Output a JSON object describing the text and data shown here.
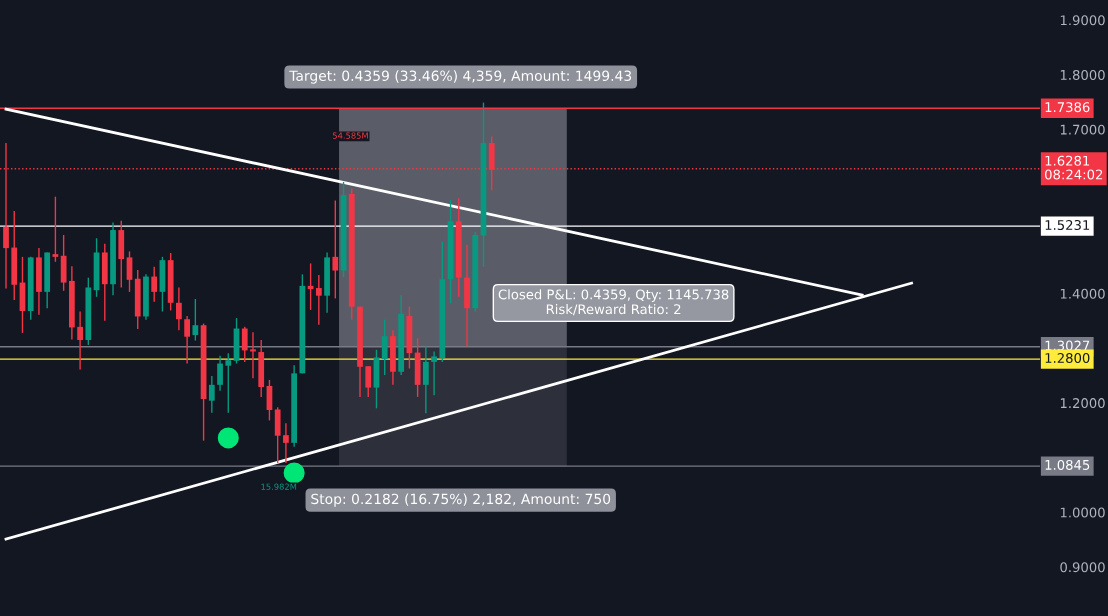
{
  "chart_data": {
    "type": "candlestick",
    "categories": [
      null,
      null,
      null,
      null,
      null,
      null,
      null,
      null,
      null,
      null,
      null,
      null,
      null,
      null,
      null,
      null,
      null,
      null,
      null,
      null,
      null,
      null,
      null,
      null,
      null,
      null,
      null,
      null,
      null,
      null,
      null,
      null,
      null,
      null,
      null,
      null,
      null,
      null,
      null,
      null,
      null,
      null,
      null,
      null,
      null,
      null,
      null,
      null,
      null,
      null,
      null,
      null,
      null,
      null,
      null,
      null,
      null,
      null,
      null,
      null,
      null,
      null,
      null,
      null,
      null,
      null,
      null,
      null,
      null,
      null,
      null,
      null,
      null,
      null,
      null,
      null,
      null,
      null,
      null,
      null,
      null,
      null,
      null,
      null,
      null,
      null,
      null,
      null,
      null,
      null,
      null,
      null,
      null,
      null,
      null,
      null,
      null,
      null,
      null,
      null,
      null,
      null,
      null,
      null,
      null,
      null,
      null,
      null,
      null,
      null,
      null,
      null,
      null,
      null,
      null,
      null,
      null,
      null,
      null,
      null,
      null,
      null,
      null,
      null,
      null,
      null
    ],
    "ohlc": [
      [
        1.522,
        1.675,
        1.409,
        1.483
      ],
      [
        1.484,
        1.551,
        1.388,
        1.416
      ],
      [
        1.42,
        1.467,
        1.328,
        1.368
      ],
      [
        1.368,
        1.467,
        1.352,
        1.466
      ],
      [
        1.466,
        1.483,
        1.361,
        1.403
      ],
      [
        1.403,
        1.475,
        1.373,
        1.475
      ],
      [
        1.472,
        1.577,
        1.458,
        1.467
      ],
      [
        1.469,
        1.507,
        1.405,
        1.42
      ],
      [
        1.423,
        1.45,
        1.316,
        1.338
      ],
      [
        1.339,
        1.367,
        1.261,
        1.315
      ],
      [
        1.315,
        1.429,
        1.306,
        1.411
      ],
      [
        1.406,
        1.501,
        1.394,
        1.475
      ],
      [
        1.475,
        1.491,
        1.35,
        1.417
      ],
      [
        1.417,
        1.53,
        1.397,
        1.516
      ],
      [
        1.516,
        1.533,
        1.411,
        1.463
      ],
      [
        1.466,
        1.477,
        1.403,
        1.425
      ],
      [
        1.427,
        1.443,
        1.335,
        1.358
      ],
      [
        1.358,
        1.435,
        1.352,
        1.431
      ],
      [
        1.431,
        1.449,
        1.385,
        1.403
      ],
      [
        1.403,
        1.467,
        1.367,
        1.461
      ],
      [
        1.461,
        1.474,
        1.369,
        1.383
      ],
      [
        1.383,
        1.411,
        1.333,
        1.353
      ],
      [
        1.353,
        1.359,
        1.272,
        1.321
      ],
      [
        1.324,
        1.39,
        1.314,
        1.342
      ],
      [
        1.342,
        1.345,
        1.131,
        1.207
      ],
      [
        1.204,
        1.249,
        1.182,
        1.233
      ],
      [
        1.233,
        1.286,
        1.222,
        1.272
      ],
      [
        1.268,
        1.291,
        1.182,
        1.278
      ],
      [
        1.277,
        1.355,
        1.272,
        1.336
      ],
      [
        1.336,
        1.339,
        1.275,
        1.296
      ],
      [
        1.298,
        1.329,
        1.245,
        1.294
      ],
      [
        1.293,
        1.315,
        1.211,
        1.229
      ],
      [
        1.231,
        1.242,
        1.168,
        1.187
      ],
      [
        1.188,
        1.192,
        1.09,
        1.14
      ],
      [
        1.141,
        1.163,
        1.09,
        1.127
      ],
      [
        1.127,
        1.269,
        1.12,
        1.254
      ],
      [
        1.254,
        1.435,
        1.254,
        1.414
      ],
      [
        1.414,
        1.455,
        1.37,
        1.408
      ],
      [
        1.41,
        1.434,
        1.343,
        1.396
      ],
      [
        1.396,
        1.475,
        1.365,
        1.466
      ],
      [
        1.467,
        1.57,
        1.391,
        1.442
      ],
      [
        1.442,
        1.604,
        1.43,
        1.58
      ],
      [
        1.582,
        1.592,
        1.352,
        1.376
      ],
      [
        1.376,
        1.376,
        1.211,
        1.266
      ],
      [
        1.267,
        1.267,
        1.211,
        1.228
      ],
      [
        1.228,
        1.297,
        1.19,
        1.283
      ],
      [
        1.28,
        1.352,
        1.251,
        1.322
      ],
      [
        1.322,
        1.333,
        1.233,
        1.257
      ],
      [
        1.257,
        1.397,
        1.251,
        1.363
      ],
      [
        1.359,
        1.376,
        1.263,
        1.291
      ],
      [
        1.292,
        1.318,
        1.211,
        1.233
      ],
      [
        1.233,
        1.303,
        1.181,
        1.275
      ],
      [
        1.275,
        1.294,
        1.214,
        1.285
      ],
      [
        1.282,
        1.495,
        1.275,
        1.426
      ],
      [
        1.426,
        1.571,
        1.382,
        1.532
      ],
      [
        1.532,
        1.574,
        1.394,
        1.429
      ],
      [
        1.429,
        1.489,
        1.303,
        1.373
      ],
      [
        1.373,
        1.513,
        1.367,
        1.507
      ],
      [
        1.506,
        1.749,
        1.449,
        1.675
      ],
      [
        1.675,
        1.687,
        1.589,
        1.626
      ],
      null,
      null,
      null,
      null,
      null,
      null,
      null,
      null,
      null,
      null,
      null,
      null,
      null,
      null,
      null,
      null,
      null,
      null,
      null,
      null,
      null,
      null,
      null,
      null,
      null,
      null,
      null,
      null,
      null,
      null,
      null,
      null,
      null,
      null,
      null,
      null,
      null,
      null,
      null,
      null,
      null,
      null,
      null,
      null,
      null,
      null,
      null,
      null,
      null,
      null,
      null,
      null,
      null,
      null,
      null,
      null,
      null,
      null,
      null,
      null,
      null,
      null,
      null,
      null,
      null,
      null
    ],
    "series": [
      {
        "type": "line",
        "color": "#ffffff",
        "values": [
          1.737,
          null,
          null,
          null,
          null,
          null,
          null,
          null,
          null,
          null,
          null,
          null,
          null,
          null,
          null,
          null,
          null,
          null,
          null,
          null,
          null,
          null,
          null,
          null,
          null,
          null,
          null,
          null,
          null,
          null,
          null,
          null,
          null,
          null,
          null,
          null,
          null,
          null,
          null,
          null,
          null,
          null,
          null,
          null,
          null,
          null,
          null,
          null,
          null,
          null,
          null,
          null,
          null,
          null,
          null,
          null,
          null,
          null,
          null,
          null,
          null,
          null,
          null,
          null,
          null,
          null,
          null,
          null,
          null,
          null,
          null,
          null,
          null,
          null,
          null,
          null,
          null,
          null,
          null,
          null,
          null,
          null,
          null,
          null,
          null,
          null,
          null,
          null,
          null,
          null,
          null,
          null,
          null,
          null,
          null,
          null,
          null,
          null,
          null,
          null,
          null,
          null,
          null,
          null,
          1.397,
          null,
          null,
          null,
          null,
          null,
          null,
          null,
          null,
          null,
          null,
          null,
          null,
          null,
          null,
          null,
          null,
          null,
          null,
          null,
          null,
          null
        ]
      },
      {
        "type": "line",
        "color": "#ffffff",
        "values": [
          0.951,
          null,
          null,
          null,
          null,
          null,
          null,
          null,
          null,
          null,
          null,
          null,
          null,
          null,
          null,
          null,
          null,
          null,
          null,
          null,
          null,
          null,
          null,
          null,
          null,
          null,
          null,
          null,
          null,
          null,
          null,
          null,
          null,
          null,
          null,
          null,
          null,
          null,
          null,
          null,
          null,
          null,
          null,
          null,
          null,
          null,
          null,
          null,
          null,
          null,
          null,
          null,
          null,
          null,
          null,
          null,
          null,
          null,
          null,
          null,
          null,
          null,
          null,
          null,
          null,
          null,
          null,
          null,
          null,
          null,
          null,
          null,
          null,
          null,
          null,
          null,
          null,
          null,
          null,
          null,
          null,
          null,
          null,
          null,
          null,
          null,
          null,
          null,
          null,
          null,
          null,
          null,
          null,
          null,
          null,
          null,
          null,
          null,
          null,
          null,
          null,
          null,
          null,
          null,
          null,
          null,
          null,
          null,
          null,
          null,
          1.419,
          null,
          null,
          null,
          null,
          null,
          null,
          null,
          null,
          null,
          null,
          null,
          null,
          null,
          null,
          null
        ]
      },
      {
        "type": "scatter",
        "color": "#00e676",
        "values": [
          null,
          null,
          null,
          null,
          null,
          null,
          null,
          null,
          null,
          null,
          null,
          null,
          null,
          null,
          null,
          null,
          null,
          null,
          null,
          null,
          null,
          null,
          null,
          null,
          null,
          null,
          null,
          1.136,
          null,
          null,
          null,
          null,
          null,
          null,
          null,
          1.072,
          null,
          null,
          null,
          null,
          null,
          null,
          null,
          null,
          null,
          null,
          null,
          null,
          null,
          null,
          null,
          null,
          null,
          null,
          null,
          null,
          null,
          null,
          null,
          null,
          null,
          null,
          null,
          null,
          null,
          null,
          null,
          null,
          null,
          null,
          null,
          null,
          null,
          null,
          null,
          null,
          null,
          null,
          null,
          null,
          null,
          null,
          null,
          null,
          null,
          null,
          null,
          null,
          null,
          null,
          null,
          null,
          null,
          null,
          null,
          null,
          null,
          null,
          null,
          null,
          null,
          null,
          null,
          null,
          null,
          null,
          null,
          null,
          null,
          null,
          null,
          null,
          null,
          null,
          null,
          null,
          null,
          null,
          null,
          null,
          null,
          null,
          null,
          null,
          null,
          null
        ]
      }
    ],
    "ylim": [
      0.8104,
      1.9366
    ],
    "yticks": [
      {
        "value": 0.9,
        "label": "0.9000"
      },
      {
        "value": 1.0,
        "label": "1.0000"
      },
      {
        "value": 1.2,
        "label": "1.2000"
      },
      {
        "value": 1.4,
        "label": "1.4000"
      },
      {
        "value": 1.7,
        "label": "1.7000"
      },
      {
        "value": 1.8,
        "label": "1.8000"
      },
      {
        "value": 1.9,
        "label": "1.9000"
      }
    ],
    "tick_labels": "y",
    "ref_lines": [
      {
        "axis": "y",
        "value": 1.7386,
        "label": "1.7386",
        "color": "#f23645",
        "line_style": "solid"
      },
      {
        "axis": "y",
        "value": 1.6281,
        "label": "1.6281\n08:24:02",
        "color": "#f23645",
        "line_style": "dotted"
      },
      {
        "axis": "y",
        "value": 1.5231,
        "label": "1.5231",
        "color": "#ffffff",
        "line_style": "solid"
      },
      {
        "axis": "y",
        "value": 1.3027,
        "label": "1.3027",
        "color": "#787b86",
        "line_style": "solid"
      },
      {
        "axis": "y",
        "value": 1.28,
        "label": "1.2800",
        "color": "#ffeb3b",
        "line_style": "solid"
      },
      {
        "axis": "y",
        "value": 1.0845,
        "label": "1.0845",
        "color": "#787b86",
        "line_style": "solid"
      }
    ],
    "bands": [
      {
        "axis": "y",
        "from": 1.3027,
        "to": 1.7386,
        "color": "#9598a1"
      },
      {
        "axis": "y",
        "from": 1.0845,
        "to": 1.3027,
        "color": "#434651"
      }
    ],
    "annotations": [
      "Target: 0.4359 (33.46%) 4,359, Amount: 1499.43",
      "Stop: 0.2182 (16.75%) 2,182, Amount: 750",
      "Closed P&L: 0.4359, Qty: 1145.738\nRisk/Reward Ratio: 2",
      "54.585M",
      "15.982M"
    ]
  }
}
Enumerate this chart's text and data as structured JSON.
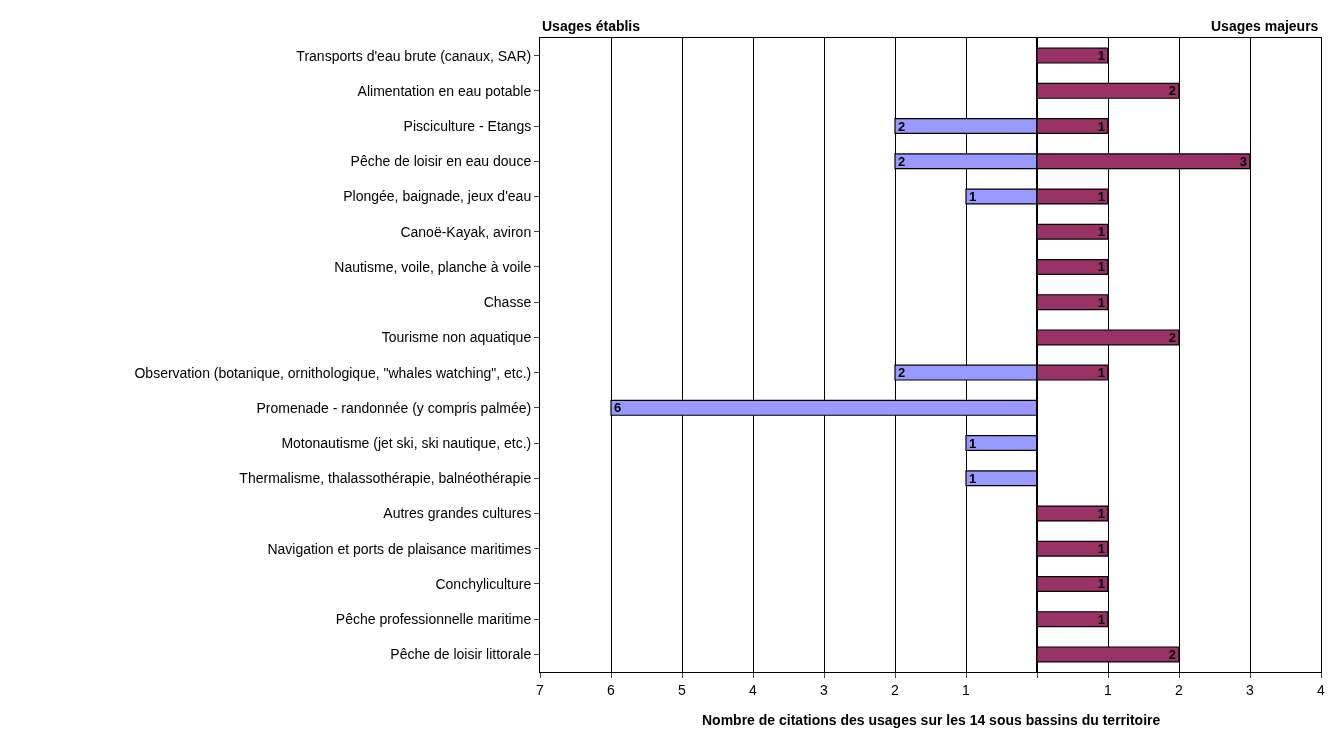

- **SHORT PROBLEM**:
What is the number of lines in this listing that contain the word "text"? Answer with that number and nothing else.

- **ANSWER TO THE PROBLEM**:
2